**Task details**: Copy down every line where the string "Получение" shows up.

Dataset entries
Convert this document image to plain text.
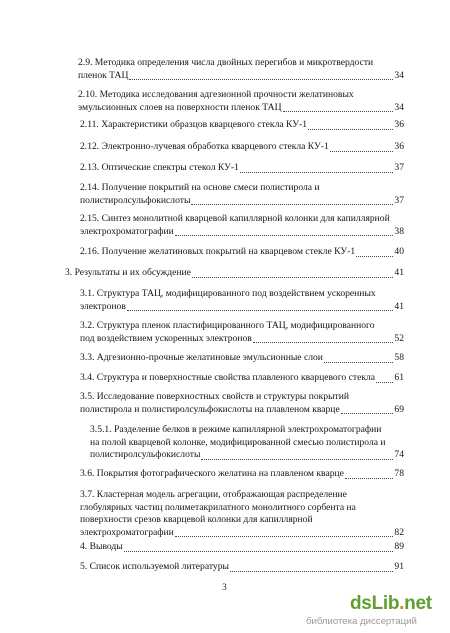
2.9. Методика определения числа двойных перегибов и микротвердости
пленок ТАЦ	34
2.10. Методика исследования адгезионной прочности желатиновых
эмульсионных слоев на поверхности пленок ТАЦ	34
2.11. Характеристики образцов кварцевого стекла КУ-1	36
2.12. Электронно-лучевая обработка кварцевого стекла КУ-1	36
2.13. Оптические спектры стекол КУ-1	37
2.14. Получение покрытий на основе смеси полистирола и
полистиролсульфокислоты	37
2.15. Синтез монолитной кварцевой капиллярной колонки для капиллярной
электрохроматографии	38
2.16. Получение желатиновых покрытий на кварцевом стекле КУ-1	40
3. Результаты и их обсуждение	41
3.1. Структура ТАЦ, модифицированного под воздействием ускоренных
электронов	41
3.2. Структура пленок пластифицированного ТАЦ, модифицированного
под воздействием ускоренных электронов	52
3.3. Адгезионно-прочные желатиновые эмульсионные слои	58
3.4. Структура и поверхностные свойства плавленого кварцевого стекла 61
3.5. Исследование поверхностных свойств и структуры покрытий
полистирола и полистиролсульфокислоты на плавленом кварце	69
3.5.1. Разделение белков в режиме капиллярной электрохроматографии
на полой кварцевой колонке, модифицированной смесью полистирола и
полистиролсульфокислоты	74
3.6. Покрытия фотографического желатина на плавленом кварце	78
3.7. Кластерная модель агрегации, отображающая распределение
глобулярных частиц полиметакрилатного монолитного сорбента на
поверхности срезов кварцевой колонки для капиллярной
электрохроматографии	82
4. Выводы	89
5. Список используемой литературы	91
3
dsLib.net
библиотека диссертаций
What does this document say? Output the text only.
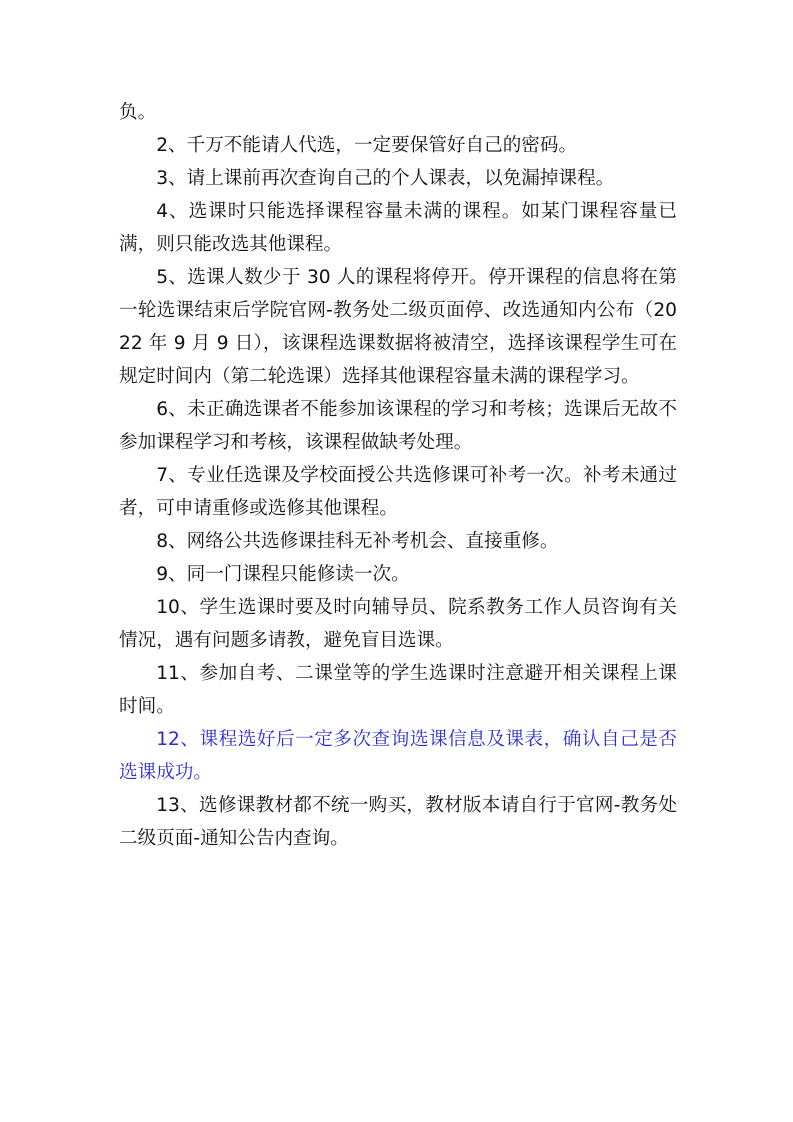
负。

2、千万不能请人代选，一定要保管好自己的密码。

3、请上课前再次查询自己的个人课表，以免漏掉课程。

4、选课时只能选择课程容量未满的课程。如某门课程容量已满，则只能改选其他课程。

5、选课人数少于 30 人的课程将停开。停开课程的信息将在第一轮选课结束后学院官网-教务处二级页面停、改选通知内公布（2022 年 9 月 9 日），该课程选课数据将被清空，选择该课程学生可在规定时间内（第二轮选课）选择其他课程容量未满的课程学习。

6、未正确选课者不能参加该课程的学习和考核；选课后无故不参加课程学习和考核，该课程做缺考处理。

7、专业任选课及学校面授公共选修课可补考一次。补考未通过者，可申请重修或选修其他课程。

8、网络公共选修课挂科无补考机会、直接重修。

9、同一门课程只能修读一次。

10、学生选课时要及时向辅导员、院系教务工作人员咨询有关情况，遇有问题多请教，避免盲目选课。

11、参加自考、二课堂等的学生选课时注意避开相关课程上课时间。

12、课程选好后一定多次查询选课信息及课表，确认自己是否选课成功。

13、选修课教材都不统一购买，教材版本请自行于官网-教务处二级页面-通知公告内查询。
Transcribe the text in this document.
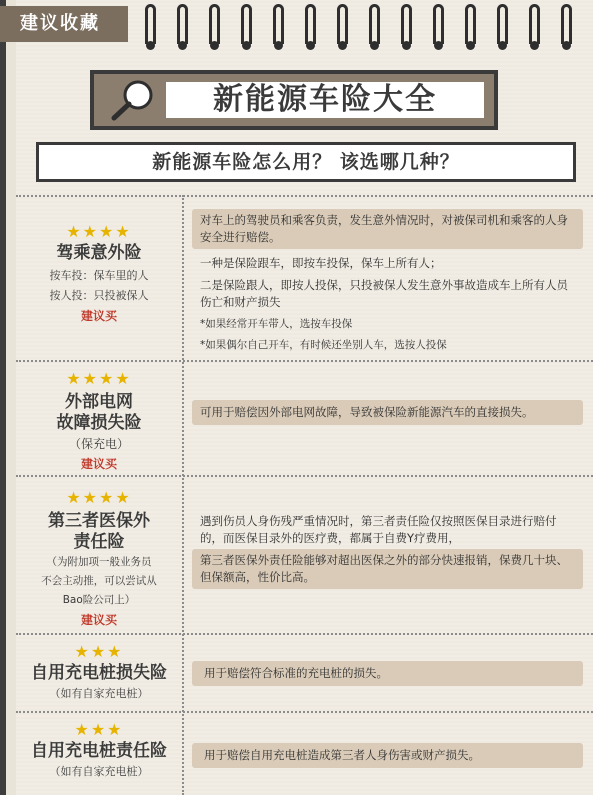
建议收藏
新能源车险大全
新能源车险怎么用？ 该选哪几种？
★★★★
驾乘意外险
按车投：保车里的人
按人投：只投被保人
建议买
对车上的驾驶员和乘客负责，发生意外情况时，对被保司机和乘客的人身安全进行赔偿。
一种是保险跟车，即按车投保，保车上所有人；
二是保险跟人，即按人投保，只投被保人发生意外事故造成车上所有人员伤亡和财产损失
*如果经常开车带人，选按车投保
*如果偶尔自己开车，有时候还坐别人车，选按人投保
★★★★
外部电网
故障损失险
（保充电）
建议买
可用于赔偿因外部电网故障，导致被保险新能源汽车的直接损失。
★★★★
第三者医保外
责任险
（为附加项一般业务员
不会主动推，可以尝试从
Bao险公司上）
建议买
遇到伤员人身伤残严重情况时，第三者责任险仅按照医保目录进行赔付的，而医保目录外的医疗费，都属于自费Y疗费用，
第三者医保外责任险能够对超出医保之外的部分快速报销，保费几十块、但保额高，性价比高。
★★★
自用充电桩损失险
（如有自家充电桩）
用于赔偿符合标准的充电桩的损失。
★★★
自用充电桩责任险
（如有自家充电桩）
用于赔偿自用充电桩造成第三者人身伤害或财产损失。
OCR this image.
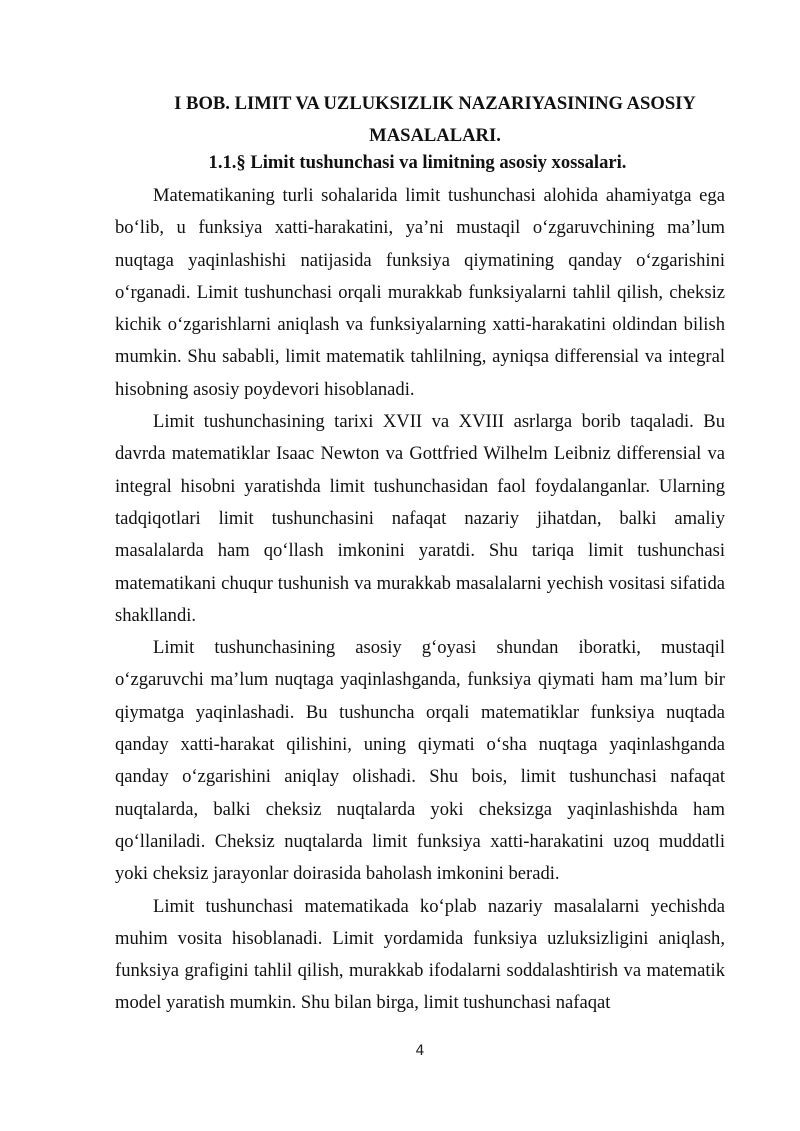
I BOB. LIMIT VA UZLUKSIZLIK NAZARIYASINING ASOSIY MASALALARI.
1.1.§ Limit tushunchasi va limitning asosiy xossalari.

Matematikaning turli sohalarida limit tushunchasi alohida ahamiyatga ega bo‘lib, u funksiya xatti-harakatini, ya’ni mustaqil o‘zgaruvchining ma’lum nuqtaga yaqinlashishi natijasida funksiya qiymatining qanday o‘zgarishini o‘rganadi. Limit tushunchasi orqali murakkab funksiyalarni tahlil qilish, cheksiz kichik o‘zgarishlarni aniqlash va funksiyalarning xatti-harakatini oldindan bilish mumkin. Shu sababli, limit matematik tahlilning, ayniqsa differensial va integral hisobning asosiy poydevori hisoblanadi.

Limit tushunchasining tarixi XVII va XVIII asrlarga borib taqaladi. Bu davrda matematiklar Isaac Newton va Gottfried Wilhelm Leibniz differensial va integral hisobni yaratishda limit tushunchasidan faol foydalanganlar. Ularning tadqiqotlari limit tushunchasini nafaqat nazariy jihatdan, balki amaliy masalalarda ham qo‘llash imkonini yaratdi. Shu tariqa limit tushunchasi matematikani chuqur tushunish va murakkab masalalarni yechish vositasi sifatida shakllandi.

Limit tushunchasining asosiy g‘oyasi shundan iboratki, mustaqil o‘zgaruvchi ma’lum nuqtaga yaqinlashganda, funksiya qiymati ham ma’lum bir qiymatga yaqinlashadi. Bu tushuncha orqali matematiklar funksiya nuqtada qanday xatti-harakat qilishini, uning qiymati o‘sha nuqtaga yaqinlashganda qanday o‘zgarishini aniqlay olishadi. Shu bois, limit tushunchasi nafaqat nuqtalarda, balki cheksiz nuqtalarda yoki cheksizga yaqinlashishda ham qo‘llaniladi. Cheksiz nuqtalarda limit funksiya xatti-harakatini uzoq muddatli yoki cheksiz jarayonlar doirasida baholash imkonini beradi.

Limit tushunchasi matematikada ko‘plab nazariy masalalarni yechishda muhim vosita hisoblanadi. Limit yordamida funksiya uzluksizligini aniqlash, funksiya grafigini tahlil qilish, murakkab ifodalarni soddalashtirish va matematik model yaratish mumkin. Shu bilan birga, limit tushunchasi nafaqat

4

**Solution for this problem**:
2.14. Получение покрытий на основе смеси полистирола и
2.16. Получение желатиновых покрытий на кварцевом стекле КУ-1	40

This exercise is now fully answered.